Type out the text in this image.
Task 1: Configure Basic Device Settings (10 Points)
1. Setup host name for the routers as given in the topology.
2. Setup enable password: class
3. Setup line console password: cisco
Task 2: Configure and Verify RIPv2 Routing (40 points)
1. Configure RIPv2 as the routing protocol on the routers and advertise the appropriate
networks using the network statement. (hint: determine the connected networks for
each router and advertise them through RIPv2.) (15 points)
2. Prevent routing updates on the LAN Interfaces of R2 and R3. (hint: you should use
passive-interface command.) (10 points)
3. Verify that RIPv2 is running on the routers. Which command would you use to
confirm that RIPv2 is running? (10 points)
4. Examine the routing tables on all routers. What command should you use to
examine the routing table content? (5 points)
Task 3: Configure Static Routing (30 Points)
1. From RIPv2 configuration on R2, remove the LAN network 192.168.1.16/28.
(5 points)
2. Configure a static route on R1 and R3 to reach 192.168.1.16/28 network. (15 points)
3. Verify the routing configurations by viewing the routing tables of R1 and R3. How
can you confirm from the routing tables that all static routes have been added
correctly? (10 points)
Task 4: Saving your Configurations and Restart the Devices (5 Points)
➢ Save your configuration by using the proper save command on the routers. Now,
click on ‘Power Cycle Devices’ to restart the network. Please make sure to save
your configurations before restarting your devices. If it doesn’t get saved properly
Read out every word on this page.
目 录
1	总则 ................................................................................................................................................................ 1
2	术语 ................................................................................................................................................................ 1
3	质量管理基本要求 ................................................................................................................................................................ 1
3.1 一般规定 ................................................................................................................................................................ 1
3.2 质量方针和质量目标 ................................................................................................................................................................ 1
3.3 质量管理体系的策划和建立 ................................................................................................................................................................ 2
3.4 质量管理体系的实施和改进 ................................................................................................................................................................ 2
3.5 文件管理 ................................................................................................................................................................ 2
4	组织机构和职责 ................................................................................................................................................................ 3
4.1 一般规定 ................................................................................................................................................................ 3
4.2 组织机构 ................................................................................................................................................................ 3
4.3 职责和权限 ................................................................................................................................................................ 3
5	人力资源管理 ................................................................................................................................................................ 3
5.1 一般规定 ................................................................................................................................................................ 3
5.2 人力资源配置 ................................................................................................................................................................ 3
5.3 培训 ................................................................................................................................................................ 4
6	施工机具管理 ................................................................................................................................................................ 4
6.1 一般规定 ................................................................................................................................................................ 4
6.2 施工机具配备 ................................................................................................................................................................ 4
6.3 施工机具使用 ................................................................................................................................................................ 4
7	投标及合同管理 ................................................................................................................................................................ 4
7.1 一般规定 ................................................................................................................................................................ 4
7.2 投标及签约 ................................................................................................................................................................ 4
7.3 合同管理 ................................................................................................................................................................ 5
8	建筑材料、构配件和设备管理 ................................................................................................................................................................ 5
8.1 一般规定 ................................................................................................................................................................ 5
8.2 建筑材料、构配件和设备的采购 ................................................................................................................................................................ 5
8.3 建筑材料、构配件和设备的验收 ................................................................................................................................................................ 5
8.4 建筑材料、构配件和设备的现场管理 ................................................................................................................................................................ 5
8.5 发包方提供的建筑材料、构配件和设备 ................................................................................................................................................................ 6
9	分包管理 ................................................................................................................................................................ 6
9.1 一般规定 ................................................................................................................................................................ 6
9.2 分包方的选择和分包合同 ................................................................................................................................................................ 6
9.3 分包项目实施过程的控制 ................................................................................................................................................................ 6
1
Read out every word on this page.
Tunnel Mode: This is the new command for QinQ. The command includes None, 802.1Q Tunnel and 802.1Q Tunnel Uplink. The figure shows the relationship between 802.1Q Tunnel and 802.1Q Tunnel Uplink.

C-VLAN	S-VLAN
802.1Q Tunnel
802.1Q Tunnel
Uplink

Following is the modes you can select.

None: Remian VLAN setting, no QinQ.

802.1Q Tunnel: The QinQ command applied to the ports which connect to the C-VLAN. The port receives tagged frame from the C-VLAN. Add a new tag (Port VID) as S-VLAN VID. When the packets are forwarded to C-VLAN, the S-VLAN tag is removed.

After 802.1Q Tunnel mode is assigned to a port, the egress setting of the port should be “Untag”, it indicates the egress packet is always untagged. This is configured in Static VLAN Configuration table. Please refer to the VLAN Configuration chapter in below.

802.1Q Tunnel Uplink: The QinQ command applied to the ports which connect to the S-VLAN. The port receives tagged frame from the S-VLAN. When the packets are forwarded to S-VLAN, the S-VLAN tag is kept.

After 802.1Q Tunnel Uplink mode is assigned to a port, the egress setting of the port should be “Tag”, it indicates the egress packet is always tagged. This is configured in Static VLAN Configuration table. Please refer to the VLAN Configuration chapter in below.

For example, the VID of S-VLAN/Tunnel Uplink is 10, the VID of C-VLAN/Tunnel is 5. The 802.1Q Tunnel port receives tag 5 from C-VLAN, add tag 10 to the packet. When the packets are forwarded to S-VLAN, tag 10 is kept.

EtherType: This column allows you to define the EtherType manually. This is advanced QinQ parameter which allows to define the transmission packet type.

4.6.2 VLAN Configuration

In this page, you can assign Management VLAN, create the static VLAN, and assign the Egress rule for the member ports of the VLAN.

§ §

To be done:
Return the material in full, exactly as shown.

Answer to the task:
Type out the text in this image.
Task 1: Configure Basic Device Settings (10 Points)
1. Setup host name for the routers as given in the topology.
2. Setup enable password: class
3. Setup line console password: cisco
Task 2: Configure and Verify RIPv2 Routing (40 points)
1. Configure RIPv2 as the routing protocol on the routers and advertise the appropriate
networks using the network statement. (hint: determine the connected networks for
each router and advertise them through RIPv2.) (15 points)
2. Prevent routing updates on the LAN Interfaces of R2 and R3. (hint: you should use
passive-interface command.) (10 points)
3. Verify that RIPv2 is running on the routers. Which command would you use to
confirm that RIPv2 is running? (10 points)
4. Examine the routing tables on all routers. What command should you use to
examine the routing table content? (5 points)
Task 3: Configure Static Routing (30 Points)
1. From RIPv2 configuration on R2, remove the LAN network 192.168.1.16/28.
(5 points)
2. Configure a static route on R1 and R3 to reach 192.168.1.16/28 network. (15 points)
3. Verify the routing configurations by viewing the routing tables of R1 and R3. How
can you confirm from the routing tables that all static routes have been added
correctly? (10 points)
Task 4: Saving your Configurations and Restart the Devices (5 Points)
➢ Save your configuration by using the proper save command on the routers. Now,
click on ‘Power Cycle Devices’ to restart the network. Please make sure to save
your configurations before restarting your devices. If it doesn’t get saved properly
Read out every word on this page.
目 录
1	总则 ................................................................................................................................................................ 1
2	术语 ................................................................................................................................................................ 1
3	质量管理基本要求 ................................................................................................................................................................ 1
3.1 一般规定 ................................................................................................................................................................ 1
3.2 质量方针和质量目标 ................................................................................................................................................................ 1
3.3 质量管理体系的策划和建立 ................................................................................................................................................................ 2
3.4 质量管理体系的实施和改进 ................................................................................................................................................................ 2
3.5 文件管理 ................................................................................................................................................................ 2
4	组织机构和职责 ................................................................................................................................................................ 3
4.1 一般规定 ................................................................................................................................................................ 3
4.2 组织机构 ................................................................................................................................................................ 3
4.3 职责和权限 ................................................................................................................................................................ 3
5	人力资源管理 ................................................................................................................................................................ 3
5.1 一般规定 ................................................................................................................................................................ 3
5.2 人力资源配置 ................................................................................................................................................................ 3
5.3 培训 ................................................................................................................................................................ 4
6	施工机具管理 ................................................................................................................................................................ 4
6.1 一般规定 ................................................................................................................................................................ 4
6.2 施工机具配备 ................................................................................................................................................................ 4
6.3 施工机具使用 ................................................................................................................................................................ 4
7	投标及合同管理 ................................................................................................................................................................ 4
7.1 一般规定 ................................................................................................................................................................ 4
7.2 投标及签约 ................................................................................................................................................................ 4
7.3 合同管理 ................................................................................................................................................................ 5
8	建筑材料、构配件和设备管理 ................................................................................................................................................................ 5
8.1 一般规定 ................................................................................................................................................................ 5
8.2 建筑材料、构配件和设备的采购 ................................................................................................................................................................ 5
8.3 建筑材料、构配件和设备的验收 ................................................................................................................................................................ 5
8.4 建筑材料、构配件和设备的现场管理 ................................................................................................................................................................ 5
8.5 发包方提供的建筑材料、构配件和设备 ................................................................................................................................................................ 6
9	分包管理 ................................................................................................................................................................ 6
9.1 一般规定 ................................................................................................................................................................ 6
9.2 分包方的选择和分包合同 ................................................................................................................................................................ 6
9.3 分包项目实施过程的控制 ................................................................................................................................................................ 6
1
Read out every word on this page.
Tunnel Mode: This is the new command for QinQ. The command includes None, 802.1Q Tunnel and 802.1Q Tunnel Uplink. The figure shows the relationship between 802.1Q Tunnel and 802.1Q Tunnel Uplink.

C-VLAN	S-VLAN
802.1Q Tunnel
802.1Q Tunnel
Uplink

Following is the modes you can select.

None: Remian VLAN setting, no QinQ.

802.1Q Tunnel: The QinQ command applied to the ports which connect to the C-VLAN. The port receives tagged frame from the C-VLAN. Add a new tag (Port VID) as S-VLAN VID. When the packets are forwarded to C-VLAN, the S-VLAN tag is removed.

After 802.1Q Tunnel mode is assigned to a port, the egress setting of the port should be “Untag”, it indicates the egress packet is always untagged. This is configured in Static VLAN Configuration table. Please refer to the VLAN Configuration chapter in below.

802.1Q Tunnel Uplink: The QinQ command applied to the ports which connect to the S-VLAN. The port receives tagged frame from the S-VLAN. When the packets are forwarded to S-VLAN, the S-VLAN tag is kept.

After 802.1Q Tunnel Uplink mode is assigned to a port, the egress setting of the port should be “Tag”, it indicates the egress packet is always tagged. This is configured in Static VLAN Configuration table. Please refer to the VLAN Configuration chapter in below.

For example, the VID of S-VLAN/Tunnel Uplink is 10, the VID of C-VLAN/Tunnel is 5. The 802.1Q Tunnel port receives tag 5 from C-VLAN, add tag 10 to the packet. When the packets are forwarded to S-VLAN, tag 10 is kept.

EtherType: This column allows you to define the EtherType manually. This is advanced QinQ parameter which allows to define the transmission packet type.

4.6.2 VLAN Configuration

In this page, you can assign Management VLAN, create the static VLAN, and assign the Egress rule for the member ports of the VLAN.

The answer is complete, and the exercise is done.